* _TASK TO COMPLETE_
Copy out every line in which the string "에이전트를" occurs.
-- BEGIN PROVIDED RECORDS --
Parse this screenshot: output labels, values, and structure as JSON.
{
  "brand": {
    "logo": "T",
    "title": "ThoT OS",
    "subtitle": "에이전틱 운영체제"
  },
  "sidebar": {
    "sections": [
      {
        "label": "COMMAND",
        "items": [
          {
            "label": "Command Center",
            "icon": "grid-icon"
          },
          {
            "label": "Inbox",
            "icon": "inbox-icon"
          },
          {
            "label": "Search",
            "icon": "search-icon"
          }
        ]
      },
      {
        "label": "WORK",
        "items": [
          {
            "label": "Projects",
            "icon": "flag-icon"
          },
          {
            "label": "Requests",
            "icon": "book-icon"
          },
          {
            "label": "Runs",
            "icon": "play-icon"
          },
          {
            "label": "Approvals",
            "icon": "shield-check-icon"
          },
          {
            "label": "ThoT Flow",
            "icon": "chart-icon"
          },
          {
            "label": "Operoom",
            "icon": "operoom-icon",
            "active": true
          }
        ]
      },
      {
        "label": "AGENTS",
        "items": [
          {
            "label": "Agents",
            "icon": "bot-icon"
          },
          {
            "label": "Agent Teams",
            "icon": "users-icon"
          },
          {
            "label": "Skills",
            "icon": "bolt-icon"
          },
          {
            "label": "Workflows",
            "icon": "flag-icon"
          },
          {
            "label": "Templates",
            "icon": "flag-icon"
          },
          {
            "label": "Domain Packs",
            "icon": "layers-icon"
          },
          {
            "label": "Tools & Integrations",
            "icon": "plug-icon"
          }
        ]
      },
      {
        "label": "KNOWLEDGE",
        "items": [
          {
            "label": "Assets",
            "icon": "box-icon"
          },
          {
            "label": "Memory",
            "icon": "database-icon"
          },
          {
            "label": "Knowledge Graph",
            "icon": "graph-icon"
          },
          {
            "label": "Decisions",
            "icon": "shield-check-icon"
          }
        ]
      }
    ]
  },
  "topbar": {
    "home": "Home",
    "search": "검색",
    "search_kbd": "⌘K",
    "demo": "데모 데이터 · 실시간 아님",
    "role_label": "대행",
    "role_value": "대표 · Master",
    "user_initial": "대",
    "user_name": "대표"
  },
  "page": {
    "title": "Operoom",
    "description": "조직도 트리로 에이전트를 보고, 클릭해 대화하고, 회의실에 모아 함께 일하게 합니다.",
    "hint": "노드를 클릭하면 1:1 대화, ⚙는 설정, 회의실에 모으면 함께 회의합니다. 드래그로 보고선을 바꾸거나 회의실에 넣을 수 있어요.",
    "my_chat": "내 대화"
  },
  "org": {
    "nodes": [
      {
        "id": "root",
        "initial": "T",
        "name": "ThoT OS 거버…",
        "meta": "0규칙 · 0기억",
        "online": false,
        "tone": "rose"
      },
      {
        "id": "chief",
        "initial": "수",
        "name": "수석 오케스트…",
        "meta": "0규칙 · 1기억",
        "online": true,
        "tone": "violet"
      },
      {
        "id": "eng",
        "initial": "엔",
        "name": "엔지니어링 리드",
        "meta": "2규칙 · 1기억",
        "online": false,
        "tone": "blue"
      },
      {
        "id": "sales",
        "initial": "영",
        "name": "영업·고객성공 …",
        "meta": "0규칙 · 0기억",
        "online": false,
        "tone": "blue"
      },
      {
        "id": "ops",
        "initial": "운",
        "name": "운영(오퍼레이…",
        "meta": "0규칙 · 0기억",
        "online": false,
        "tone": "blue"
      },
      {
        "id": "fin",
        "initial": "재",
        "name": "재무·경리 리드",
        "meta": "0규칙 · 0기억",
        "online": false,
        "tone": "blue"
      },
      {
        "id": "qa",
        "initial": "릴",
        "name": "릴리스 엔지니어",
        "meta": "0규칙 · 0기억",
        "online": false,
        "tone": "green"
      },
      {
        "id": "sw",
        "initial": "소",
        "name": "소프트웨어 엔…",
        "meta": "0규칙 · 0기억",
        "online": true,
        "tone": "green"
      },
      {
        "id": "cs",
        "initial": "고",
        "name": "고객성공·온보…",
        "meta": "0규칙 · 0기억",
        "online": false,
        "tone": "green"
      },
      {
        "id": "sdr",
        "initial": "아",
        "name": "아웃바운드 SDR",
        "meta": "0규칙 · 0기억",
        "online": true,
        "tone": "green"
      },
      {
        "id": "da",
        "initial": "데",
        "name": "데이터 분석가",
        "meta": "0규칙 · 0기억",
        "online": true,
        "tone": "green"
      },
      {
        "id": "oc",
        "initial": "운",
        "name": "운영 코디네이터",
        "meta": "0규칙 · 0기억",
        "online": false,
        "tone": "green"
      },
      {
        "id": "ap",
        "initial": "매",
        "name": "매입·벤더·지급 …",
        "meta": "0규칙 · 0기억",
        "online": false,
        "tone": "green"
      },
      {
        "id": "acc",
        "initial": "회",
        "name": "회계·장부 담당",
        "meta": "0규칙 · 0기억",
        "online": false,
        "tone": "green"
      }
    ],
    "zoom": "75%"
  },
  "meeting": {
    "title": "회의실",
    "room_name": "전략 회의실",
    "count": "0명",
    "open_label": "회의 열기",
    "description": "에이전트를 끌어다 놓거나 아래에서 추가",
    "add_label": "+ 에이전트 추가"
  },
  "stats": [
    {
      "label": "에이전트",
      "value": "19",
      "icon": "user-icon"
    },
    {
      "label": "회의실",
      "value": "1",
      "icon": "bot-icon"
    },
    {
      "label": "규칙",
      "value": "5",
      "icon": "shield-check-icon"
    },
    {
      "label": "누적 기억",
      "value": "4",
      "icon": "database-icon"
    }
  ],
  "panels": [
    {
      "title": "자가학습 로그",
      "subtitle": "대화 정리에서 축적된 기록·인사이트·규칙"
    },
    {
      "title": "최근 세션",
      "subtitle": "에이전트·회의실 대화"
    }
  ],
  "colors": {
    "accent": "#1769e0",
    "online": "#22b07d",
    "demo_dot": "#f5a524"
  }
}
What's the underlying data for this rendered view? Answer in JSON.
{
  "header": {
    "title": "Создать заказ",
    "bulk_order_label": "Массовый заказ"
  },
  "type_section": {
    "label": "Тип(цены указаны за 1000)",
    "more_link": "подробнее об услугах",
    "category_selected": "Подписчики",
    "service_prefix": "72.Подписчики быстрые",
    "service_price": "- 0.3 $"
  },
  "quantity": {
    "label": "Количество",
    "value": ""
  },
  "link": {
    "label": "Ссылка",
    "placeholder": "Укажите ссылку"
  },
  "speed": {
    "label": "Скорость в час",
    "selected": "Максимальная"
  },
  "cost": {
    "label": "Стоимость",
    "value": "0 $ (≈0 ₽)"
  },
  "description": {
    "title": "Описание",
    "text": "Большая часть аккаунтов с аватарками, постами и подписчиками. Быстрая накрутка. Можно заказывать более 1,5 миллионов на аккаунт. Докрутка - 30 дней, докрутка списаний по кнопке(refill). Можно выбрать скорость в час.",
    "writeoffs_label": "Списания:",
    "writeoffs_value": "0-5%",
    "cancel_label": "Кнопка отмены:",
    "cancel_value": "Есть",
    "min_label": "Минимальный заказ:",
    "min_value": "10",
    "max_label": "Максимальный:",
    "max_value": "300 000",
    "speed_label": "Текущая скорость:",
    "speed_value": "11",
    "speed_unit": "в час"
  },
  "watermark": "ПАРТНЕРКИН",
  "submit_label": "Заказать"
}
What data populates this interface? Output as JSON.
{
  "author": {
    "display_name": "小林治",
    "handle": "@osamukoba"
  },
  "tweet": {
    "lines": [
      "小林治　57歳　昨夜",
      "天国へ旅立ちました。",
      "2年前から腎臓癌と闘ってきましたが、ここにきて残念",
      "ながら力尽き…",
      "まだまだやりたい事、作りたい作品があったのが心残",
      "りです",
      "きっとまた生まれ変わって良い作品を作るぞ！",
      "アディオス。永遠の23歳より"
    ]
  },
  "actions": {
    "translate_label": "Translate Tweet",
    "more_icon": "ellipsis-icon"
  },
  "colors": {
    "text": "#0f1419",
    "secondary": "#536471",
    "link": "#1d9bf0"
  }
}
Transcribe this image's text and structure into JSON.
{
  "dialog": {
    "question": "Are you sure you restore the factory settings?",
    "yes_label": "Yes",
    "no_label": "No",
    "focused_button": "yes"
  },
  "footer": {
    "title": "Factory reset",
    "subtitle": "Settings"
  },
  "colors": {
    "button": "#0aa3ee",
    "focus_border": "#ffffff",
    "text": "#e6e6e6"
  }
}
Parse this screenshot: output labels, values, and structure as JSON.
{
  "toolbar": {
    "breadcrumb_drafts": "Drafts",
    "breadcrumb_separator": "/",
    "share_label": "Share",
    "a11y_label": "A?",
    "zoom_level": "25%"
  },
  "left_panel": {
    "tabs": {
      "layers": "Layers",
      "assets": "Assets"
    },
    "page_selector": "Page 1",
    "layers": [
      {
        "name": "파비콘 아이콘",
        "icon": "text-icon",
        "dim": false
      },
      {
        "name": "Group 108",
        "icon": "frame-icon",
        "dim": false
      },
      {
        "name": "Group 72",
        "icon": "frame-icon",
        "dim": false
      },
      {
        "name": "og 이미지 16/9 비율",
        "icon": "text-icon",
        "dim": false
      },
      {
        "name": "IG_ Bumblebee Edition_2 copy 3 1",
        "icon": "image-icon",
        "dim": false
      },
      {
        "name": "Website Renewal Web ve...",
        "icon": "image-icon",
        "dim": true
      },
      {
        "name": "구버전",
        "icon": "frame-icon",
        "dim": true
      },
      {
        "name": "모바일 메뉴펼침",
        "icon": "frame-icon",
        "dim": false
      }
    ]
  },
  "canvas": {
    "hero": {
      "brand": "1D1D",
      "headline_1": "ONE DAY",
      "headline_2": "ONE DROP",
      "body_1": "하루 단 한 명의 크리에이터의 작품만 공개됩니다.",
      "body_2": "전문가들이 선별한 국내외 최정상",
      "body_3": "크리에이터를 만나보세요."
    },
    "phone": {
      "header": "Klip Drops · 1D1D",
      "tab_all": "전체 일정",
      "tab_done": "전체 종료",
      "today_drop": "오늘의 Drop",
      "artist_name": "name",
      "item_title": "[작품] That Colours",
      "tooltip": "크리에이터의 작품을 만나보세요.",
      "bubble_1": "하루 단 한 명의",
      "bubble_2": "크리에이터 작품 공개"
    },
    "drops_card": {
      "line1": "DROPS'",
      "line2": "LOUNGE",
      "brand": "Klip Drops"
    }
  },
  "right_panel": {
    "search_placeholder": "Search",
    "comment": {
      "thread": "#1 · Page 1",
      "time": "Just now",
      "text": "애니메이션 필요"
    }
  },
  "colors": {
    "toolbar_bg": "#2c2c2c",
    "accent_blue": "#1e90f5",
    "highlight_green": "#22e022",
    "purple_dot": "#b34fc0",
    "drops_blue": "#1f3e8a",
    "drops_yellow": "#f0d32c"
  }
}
-- END PROVIDED RECORDS --
* _RESULT FOR THIS TASK_
    "description": "조직도 트리로 에이전트를 보고, 클릭해 대화하고, 회의실에 모아 함께 일하게 합니다.",
    "description": "에이전트를 끌어다 놓거나 아래에서 추가",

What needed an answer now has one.